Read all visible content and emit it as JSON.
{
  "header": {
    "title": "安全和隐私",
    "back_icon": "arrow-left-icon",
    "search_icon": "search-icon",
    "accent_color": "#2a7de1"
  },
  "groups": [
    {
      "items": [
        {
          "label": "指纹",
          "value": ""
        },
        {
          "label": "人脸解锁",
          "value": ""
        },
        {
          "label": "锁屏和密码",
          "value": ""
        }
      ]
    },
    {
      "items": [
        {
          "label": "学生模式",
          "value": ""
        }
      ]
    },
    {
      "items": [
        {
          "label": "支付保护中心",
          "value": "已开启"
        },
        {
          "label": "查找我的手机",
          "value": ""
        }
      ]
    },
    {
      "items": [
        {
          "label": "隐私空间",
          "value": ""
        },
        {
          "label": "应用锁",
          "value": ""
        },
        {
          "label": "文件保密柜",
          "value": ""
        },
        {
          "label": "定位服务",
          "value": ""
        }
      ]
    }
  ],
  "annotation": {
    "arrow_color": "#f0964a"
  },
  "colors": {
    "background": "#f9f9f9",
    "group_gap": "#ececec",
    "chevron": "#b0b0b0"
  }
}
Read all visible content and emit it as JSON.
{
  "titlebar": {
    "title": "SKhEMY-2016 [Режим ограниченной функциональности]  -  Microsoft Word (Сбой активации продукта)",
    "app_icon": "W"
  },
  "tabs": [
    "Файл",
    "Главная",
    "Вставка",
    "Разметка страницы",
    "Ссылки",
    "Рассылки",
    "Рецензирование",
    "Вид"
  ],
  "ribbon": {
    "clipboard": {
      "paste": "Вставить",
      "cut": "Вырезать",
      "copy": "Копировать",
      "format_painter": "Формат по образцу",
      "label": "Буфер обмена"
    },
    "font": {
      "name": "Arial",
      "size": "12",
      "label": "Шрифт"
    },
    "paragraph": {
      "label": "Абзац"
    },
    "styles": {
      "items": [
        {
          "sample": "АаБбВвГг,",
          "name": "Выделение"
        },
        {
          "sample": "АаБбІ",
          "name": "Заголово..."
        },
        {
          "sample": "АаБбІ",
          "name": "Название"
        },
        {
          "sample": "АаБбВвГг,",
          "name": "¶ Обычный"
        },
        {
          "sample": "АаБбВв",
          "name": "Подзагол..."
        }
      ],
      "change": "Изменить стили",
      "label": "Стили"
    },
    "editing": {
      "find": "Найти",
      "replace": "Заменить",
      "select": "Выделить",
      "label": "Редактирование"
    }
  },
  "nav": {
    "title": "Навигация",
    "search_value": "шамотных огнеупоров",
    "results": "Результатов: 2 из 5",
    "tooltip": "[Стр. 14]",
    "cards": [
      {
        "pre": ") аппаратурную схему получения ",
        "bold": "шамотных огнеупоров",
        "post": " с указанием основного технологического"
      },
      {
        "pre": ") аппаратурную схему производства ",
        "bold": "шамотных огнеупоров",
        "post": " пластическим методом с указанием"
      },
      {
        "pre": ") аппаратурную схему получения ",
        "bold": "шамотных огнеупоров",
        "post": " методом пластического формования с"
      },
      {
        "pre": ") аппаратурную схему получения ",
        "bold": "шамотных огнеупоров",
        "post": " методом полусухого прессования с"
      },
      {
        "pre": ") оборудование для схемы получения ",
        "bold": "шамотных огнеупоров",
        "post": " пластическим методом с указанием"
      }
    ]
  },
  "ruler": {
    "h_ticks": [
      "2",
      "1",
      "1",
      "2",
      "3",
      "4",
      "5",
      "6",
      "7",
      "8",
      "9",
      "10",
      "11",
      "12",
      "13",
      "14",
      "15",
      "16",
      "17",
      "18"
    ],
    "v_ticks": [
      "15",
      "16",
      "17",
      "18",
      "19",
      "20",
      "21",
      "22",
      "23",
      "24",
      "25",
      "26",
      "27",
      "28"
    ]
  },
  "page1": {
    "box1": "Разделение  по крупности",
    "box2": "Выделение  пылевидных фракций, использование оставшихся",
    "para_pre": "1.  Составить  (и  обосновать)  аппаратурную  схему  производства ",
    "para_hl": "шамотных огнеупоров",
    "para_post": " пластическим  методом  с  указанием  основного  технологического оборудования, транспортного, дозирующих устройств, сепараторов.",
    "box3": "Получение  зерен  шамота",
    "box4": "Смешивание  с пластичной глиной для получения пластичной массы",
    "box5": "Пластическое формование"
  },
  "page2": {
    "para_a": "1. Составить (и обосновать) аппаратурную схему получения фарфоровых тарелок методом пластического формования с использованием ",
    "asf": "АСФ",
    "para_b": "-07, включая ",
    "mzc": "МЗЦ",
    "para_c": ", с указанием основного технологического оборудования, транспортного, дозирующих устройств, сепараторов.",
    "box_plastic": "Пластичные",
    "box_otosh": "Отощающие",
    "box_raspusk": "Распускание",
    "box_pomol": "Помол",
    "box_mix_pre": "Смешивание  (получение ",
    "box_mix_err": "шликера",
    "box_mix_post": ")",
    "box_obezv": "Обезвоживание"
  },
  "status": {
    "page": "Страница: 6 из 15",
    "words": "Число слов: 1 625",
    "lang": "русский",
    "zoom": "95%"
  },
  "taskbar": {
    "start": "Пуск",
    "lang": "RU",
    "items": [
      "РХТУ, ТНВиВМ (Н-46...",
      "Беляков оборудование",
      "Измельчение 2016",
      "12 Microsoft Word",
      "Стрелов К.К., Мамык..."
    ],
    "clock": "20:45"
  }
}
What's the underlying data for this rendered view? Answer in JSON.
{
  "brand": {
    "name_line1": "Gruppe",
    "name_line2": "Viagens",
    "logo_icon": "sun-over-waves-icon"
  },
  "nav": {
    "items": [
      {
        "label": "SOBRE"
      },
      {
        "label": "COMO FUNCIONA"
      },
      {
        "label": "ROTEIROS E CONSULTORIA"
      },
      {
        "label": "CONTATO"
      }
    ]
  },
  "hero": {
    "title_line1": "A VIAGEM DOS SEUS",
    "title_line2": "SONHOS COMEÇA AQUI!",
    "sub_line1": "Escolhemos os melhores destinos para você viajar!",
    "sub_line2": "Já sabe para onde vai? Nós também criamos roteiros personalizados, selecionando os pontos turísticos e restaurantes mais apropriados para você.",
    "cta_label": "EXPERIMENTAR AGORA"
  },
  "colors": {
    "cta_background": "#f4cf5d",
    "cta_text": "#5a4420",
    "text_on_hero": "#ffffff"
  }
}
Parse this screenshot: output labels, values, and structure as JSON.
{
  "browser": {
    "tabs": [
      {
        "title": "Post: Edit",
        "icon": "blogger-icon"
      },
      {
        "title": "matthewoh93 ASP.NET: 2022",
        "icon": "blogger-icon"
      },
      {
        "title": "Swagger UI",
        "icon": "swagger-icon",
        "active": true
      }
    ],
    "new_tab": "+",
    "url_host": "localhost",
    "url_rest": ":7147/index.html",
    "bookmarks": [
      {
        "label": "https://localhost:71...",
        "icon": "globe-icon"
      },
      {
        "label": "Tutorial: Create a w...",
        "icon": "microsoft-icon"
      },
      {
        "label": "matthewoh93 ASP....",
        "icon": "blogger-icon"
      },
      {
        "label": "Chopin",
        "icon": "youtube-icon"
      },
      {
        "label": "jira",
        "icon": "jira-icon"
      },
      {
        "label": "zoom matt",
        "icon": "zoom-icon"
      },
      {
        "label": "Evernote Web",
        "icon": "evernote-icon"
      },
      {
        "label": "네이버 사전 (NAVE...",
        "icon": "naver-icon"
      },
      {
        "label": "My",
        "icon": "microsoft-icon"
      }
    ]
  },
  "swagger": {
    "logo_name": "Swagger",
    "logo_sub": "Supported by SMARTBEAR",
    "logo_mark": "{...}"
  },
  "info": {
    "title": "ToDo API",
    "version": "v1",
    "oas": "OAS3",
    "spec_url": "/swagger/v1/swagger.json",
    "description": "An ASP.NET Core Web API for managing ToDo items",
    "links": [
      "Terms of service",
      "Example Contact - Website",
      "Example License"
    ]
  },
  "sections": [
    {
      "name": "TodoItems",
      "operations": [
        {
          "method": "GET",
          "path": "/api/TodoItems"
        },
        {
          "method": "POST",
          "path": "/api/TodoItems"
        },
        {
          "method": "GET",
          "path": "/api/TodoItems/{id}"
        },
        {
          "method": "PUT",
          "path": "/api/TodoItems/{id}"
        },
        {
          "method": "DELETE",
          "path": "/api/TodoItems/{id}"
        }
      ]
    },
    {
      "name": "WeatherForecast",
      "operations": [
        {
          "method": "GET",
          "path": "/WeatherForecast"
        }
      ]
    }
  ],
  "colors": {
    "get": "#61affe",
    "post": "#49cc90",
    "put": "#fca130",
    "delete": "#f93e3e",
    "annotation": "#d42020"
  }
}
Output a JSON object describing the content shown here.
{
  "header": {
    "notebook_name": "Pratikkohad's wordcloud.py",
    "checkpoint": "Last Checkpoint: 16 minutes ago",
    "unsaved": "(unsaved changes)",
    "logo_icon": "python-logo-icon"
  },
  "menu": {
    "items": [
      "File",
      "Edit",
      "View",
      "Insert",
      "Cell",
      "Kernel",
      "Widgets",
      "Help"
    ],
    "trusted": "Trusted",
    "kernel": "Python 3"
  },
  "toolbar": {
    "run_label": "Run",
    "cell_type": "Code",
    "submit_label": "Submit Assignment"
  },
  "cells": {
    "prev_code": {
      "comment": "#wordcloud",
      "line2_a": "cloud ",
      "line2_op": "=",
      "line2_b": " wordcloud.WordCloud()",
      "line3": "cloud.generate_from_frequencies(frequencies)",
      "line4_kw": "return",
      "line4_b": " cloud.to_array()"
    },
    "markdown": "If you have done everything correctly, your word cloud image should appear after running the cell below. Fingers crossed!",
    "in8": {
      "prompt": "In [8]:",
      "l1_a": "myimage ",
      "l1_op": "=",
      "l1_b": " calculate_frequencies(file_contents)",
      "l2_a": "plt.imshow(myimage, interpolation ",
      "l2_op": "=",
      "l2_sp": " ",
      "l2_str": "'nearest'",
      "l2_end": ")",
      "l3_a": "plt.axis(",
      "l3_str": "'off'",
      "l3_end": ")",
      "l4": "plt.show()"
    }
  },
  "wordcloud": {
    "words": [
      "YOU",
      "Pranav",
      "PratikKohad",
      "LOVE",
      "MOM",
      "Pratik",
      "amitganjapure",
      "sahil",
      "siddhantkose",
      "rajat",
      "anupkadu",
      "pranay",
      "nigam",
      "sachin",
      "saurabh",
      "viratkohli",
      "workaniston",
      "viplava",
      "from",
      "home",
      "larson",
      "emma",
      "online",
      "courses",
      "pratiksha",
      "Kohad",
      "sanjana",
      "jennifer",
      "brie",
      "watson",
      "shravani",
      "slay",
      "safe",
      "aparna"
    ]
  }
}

PROMPT:
Pick out the lines that contain "this" and copy them.

EXPECTED OUTPUT:
What's the underlying data for this rendered view? Answer in JSON.
Parse this screenshot: output labels, values, and structure as JSON.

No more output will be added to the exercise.